WHAT YOU ARE ASKED TO DO
Pull each line holding the word "text" from the data.

Saved data entries:
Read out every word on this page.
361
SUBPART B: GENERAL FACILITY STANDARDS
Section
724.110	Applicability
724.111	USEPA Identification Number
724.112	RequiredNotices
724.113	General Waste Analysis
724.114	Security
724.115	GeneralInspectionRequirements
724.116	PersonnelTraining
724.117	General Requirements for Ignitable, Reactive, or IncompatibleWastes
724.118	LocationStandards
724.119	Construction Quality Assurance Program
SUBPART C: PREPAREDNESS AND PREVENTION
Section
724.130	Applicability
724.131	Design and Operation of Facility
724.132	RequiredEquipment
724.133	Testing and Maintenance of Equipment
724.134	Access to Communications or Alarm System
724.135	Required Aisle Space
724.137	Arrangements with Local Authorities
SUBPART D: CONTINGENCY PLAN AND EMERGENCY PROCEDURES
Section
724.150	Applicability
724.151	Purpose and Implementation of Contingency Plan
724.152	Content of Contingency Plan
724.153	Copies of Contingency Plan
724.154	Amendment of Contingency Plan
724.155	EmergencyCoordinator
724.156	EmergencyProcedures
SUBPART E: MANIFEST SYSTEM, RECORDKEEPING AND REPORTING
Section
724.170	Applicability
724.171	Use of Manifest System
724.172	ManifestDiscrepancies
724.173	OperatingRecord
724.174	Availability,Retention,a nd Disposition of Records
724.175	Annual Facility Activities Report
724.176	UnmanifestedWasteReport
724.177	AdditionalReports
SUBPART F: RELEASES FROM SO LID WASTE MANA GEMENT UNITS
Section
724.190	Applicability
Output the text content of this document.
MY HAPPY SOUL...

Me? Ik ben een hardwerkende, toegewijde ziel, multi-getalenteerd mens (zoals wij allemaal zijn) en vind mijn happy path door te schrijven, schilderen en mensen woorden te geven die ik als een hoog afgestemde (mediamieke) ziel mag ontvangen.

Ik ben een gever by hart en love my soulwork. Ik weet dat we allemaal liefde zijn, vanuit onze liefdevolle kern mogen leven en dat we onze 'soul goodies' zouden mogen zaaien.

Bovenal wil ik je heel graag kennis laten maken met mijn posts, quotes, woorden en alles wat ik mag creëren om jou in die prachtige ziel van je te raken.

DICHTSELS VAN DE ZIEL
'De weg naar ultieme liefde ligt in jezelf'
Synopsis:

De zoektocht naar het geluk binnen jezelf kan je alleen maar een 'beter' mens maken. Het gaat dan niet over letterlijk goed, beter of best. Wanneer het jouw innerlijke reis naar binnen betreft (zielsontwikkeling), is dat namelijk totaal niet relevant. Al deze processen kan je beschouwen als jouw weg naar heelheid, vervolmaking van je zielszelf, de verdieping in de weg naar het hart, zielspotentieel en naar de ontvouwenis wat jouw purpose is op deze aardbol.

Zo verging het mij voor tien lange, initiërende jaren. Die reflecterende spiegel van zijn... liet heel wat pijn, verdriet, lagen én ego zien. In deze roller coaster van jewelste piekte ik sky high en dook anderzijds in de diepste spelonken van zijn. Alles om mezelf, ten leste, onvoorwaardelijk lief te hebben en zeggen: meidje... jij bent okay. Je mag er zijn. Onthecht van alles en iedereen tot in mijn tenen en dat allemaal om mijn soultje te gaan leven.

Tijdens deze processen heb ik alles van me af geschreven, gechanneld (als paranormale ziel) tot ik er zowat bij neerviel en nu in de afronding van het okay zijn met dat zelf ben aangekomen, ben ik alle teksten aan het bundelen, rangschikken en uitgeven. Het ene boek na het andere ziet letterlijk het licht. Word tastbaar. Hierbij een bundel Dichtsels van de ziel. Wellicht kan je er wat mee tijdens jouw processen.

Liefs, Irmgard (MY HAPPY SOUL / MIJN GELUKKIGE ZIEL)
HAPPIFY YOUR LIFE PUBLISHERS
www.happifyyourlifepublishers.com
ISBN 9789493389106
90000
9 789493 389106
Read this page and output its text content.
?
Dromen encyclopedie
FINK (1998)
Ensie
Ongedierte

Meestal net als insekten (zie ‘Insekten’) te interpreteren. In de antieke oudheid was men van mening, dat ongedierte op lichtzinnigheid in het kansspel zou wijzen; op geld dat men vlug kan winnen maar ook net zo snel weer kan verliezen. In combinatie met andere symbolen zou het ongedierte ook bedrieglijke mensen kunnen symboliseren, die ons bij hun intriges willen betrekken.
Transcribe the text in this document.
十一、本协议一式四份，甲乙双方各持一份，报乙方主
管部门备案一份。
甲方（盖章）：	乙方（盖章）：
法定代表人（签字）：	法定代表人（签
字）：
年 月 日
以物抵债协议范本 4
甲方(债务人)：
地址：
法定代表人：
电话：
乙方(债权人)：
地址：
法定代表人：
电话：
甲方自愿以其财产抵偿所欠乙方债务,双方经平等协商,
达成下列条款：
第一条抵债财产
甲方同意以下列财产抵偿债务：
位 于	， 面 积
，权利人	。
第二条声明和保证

WRITTEN SOLUTION
Output the text content of this document.
Read this page and output its text content.
Transcribe the text in this document.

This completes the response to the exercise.